• **GOAL**
Select the lines of the records containing the word "personis" and list them.
START TASK INPUTS
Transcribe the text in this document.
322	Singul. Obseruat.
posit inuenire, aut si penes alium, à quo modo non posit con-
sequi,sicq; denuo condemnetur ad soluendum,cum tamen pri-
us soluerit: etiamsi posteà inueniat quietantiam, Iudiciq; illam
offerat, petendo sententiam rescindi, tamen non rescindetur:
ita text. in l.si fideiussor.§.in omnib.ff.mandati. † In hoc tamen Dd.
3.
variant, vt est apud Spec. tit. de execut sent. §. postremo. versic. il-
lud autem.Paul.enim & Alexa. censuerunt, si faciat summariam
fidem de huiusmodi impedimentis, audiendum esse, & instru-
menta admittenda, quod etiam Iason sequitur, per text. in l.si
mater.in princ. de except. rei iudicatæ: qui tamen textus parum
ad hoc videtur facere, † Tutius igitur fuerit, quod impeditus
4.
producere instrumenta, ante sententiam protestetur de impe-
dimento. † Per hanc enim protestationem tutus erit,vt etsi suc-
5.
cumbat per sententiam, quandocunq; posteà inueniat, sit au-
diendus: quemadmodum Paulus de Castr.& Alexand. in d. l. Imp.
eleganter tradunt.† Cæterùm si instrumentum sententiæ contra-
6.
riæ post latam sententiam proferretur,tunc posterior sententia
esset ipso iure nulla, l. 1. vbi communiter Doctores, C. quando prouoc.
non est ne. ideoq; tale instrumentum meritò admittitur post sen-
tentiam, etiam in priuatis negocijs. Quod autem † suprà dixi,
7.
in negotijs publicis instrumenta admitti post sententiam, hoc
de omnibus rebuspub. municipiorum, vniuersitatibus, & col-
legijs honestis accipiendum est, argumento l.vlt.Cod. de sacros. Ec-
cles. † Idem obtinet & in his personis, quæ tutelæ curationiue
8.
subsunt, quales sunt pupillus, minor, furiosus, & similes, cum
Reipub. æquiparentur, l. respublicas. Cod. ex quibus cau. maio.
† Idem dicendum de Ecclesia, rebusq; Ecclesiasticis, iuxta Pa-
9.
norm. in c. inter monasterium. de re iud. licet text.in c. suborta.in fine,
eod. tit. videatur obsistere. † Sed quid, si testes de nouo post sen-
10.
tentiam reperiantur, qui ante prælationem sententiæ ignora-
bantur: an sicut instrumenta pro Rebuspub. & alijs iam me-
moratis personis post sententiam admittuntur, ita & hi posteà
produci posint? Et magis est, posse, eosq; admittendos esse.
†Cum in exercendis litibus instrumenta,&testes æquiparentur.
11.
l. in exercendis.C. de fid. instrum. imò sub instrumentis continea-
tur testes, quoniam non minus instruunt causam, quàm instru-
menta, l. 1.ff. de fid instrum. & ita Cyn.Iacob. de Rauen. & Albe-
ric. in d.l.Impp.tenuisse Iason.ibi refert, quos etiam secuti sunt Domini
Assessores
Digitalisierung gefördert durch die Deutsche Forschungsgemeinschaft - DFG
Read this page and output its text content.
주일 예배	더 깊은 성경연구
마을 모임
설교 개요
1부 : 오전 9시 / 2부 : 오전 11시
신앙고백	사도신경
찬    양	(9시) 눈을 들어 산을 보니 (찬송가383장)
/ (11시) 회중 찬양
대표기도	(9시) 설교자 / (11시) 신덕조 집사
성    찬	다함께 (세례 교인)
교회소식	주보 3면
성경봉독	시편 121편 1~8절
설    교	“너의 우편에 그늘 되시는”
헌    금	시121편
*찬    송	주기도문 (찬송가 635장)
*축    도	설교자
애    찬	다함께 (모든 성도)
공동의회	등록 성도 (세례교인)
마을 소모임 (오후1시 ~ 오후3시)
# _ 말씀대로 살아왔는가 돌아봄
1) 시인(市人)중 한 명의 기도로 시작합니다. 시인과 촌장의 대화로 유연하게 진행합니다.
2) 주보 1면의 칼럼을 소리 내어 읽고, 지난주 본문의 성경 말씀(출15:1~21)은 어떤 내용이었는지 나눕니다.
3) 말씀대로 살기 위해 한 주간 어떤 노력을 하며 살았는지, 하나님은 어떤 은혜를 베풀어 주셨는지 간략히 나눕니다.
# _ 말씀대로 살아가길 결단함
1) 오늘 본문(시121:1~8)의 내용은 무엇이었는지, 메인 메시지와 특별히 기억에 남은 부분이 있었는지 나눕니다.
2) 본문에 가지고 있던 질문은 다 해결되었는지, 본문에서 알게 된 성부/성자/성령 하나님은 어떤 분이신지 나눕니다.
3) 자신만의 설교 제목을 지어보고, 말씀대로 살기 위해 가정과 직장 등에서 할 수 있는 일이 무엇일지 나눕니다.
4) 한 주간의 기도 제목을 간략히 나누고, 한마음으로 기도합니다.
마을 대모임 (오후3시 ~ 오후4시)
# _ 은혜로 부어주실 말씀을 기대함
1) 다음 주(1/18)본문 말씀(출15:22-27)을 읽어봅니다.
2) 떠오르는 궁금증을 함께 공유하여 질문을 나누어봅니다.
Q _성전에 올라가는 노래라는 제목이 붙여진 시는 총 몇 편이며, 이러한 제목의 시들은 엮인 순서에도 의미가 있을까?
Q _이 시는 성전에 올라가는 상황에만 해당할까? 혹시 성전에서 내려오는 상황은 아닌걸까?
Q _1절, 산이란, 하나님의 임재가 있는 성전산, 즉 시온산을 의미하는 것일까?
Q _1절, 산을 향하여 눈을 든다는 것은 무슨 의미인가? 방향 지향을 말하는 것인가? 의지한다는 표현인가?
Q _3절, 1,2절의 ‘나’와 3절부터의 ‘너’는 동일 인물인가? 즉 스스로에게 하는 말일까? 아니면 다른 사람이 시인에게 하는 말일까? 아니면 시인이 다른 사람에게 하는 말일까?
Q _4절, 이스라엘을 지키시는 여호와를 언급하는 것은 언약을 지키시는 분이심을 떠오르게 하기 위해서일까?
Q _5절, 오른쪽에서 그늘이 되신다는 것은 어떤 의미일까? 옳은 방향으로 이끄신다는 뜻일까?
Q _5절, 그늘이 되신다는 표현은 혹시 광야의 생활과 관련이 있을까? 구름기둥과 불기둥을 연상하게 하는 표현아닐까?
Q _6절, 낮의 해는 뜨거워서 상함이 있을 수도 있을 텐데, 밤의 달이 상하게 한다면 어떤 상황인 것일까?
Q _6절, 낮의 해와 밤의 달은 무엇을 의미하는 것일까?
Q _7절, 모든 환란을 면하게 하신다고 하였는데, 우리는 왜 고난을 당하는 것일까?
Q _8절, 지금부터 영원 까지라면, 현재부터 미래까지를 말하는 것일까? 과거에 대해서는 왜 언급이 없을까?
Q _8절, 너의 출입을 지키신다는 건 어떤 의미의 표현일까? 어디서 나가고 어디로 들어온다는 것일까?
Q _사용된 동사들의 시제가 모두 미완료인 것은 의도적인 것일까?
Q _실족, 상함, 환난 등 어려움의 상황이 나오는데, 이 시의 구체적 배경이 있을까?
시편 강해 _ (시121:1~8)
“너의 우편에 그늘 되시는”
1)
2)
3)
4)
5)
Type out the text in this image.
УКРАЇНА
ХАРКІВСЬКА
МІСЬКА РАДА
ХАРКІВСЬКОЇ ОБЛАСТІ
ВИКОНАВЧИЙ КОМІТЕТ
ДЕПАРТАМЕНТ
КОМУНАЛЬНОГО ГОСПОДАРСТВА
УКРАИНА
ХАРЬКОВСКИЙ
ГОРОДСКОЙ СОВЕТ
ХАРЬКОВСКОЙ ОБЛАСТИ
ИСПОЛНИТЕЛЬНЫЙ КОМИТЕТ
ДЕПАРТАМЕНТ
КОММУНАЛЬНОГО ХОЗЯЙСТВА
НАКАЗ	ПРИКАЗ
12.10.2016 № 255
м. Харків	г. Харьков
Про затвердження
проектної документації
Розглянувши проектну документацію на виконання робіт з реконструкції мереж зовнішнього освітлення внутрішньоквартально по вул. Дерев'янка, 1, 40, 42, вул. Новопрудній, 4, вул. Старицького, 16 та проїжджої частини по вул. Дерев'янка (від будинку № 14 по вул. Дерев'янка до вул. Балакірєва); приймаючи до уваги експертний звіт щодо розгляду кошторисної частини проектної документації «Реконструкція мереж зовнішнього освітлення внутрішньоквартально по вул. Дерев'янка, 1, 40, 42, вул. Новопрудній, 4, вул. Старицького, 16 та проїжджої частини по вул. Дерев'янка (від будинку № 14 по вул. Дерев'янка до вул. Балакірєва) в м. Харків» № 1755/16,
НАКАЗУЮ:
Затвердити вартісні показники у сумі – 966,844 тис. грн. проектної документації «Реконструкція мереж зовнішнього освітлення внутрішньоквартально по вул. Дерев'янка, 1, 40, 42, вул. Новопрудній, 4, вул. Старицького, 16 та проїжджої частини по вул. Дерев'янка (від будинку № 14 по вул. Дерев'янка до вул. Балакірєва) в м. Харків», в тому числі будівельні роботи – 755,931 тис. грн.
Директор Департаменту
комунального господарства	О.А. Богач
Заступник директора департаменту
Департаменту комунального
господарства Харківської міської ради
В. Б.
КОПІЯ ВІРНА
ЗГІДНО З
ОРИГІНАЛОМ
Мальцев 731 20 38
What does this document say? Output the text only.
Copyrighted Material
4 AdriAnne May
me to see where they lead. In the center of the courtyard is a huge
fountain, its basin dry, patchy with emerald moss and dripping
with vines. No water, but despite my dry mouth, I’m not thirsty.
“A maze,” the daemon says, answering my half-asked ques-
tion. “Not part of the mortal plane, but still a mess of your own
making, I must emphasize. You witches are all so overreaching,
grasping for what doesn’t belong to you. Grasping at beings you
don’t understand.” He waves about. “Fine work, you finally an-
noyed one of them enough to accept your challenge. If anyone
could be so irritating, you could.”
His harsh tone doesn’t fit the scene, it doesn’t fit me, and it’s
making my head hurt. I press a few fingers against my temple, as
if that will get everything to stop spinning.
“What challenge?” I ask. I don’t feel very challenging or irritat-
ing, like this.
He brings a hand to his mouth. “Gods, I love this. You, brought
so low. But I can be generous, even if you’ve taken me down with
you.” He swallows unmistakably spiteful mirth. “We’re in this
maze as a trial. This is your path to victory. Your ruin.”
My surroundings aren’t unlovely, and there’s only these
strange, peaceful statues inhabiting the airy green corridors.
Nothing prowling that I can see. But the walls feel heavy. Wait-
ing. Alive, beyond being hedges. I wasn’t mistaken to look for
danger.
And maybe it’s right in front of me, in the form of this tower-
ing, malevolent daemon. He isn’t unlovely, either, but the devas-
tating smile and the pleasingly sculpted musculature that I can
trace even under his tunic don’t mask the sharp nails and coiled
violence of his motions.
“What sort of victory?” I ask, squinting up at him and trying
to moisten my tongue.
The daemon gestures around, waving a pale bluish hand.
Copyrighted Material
END TASK INPUTS
• **ANSWER FOR THE TASK**
cles. † Idem obtinet & in his personis, quæ tutelæ curationiue
moratis personis post sententiam admittuntur, ita & hi posteà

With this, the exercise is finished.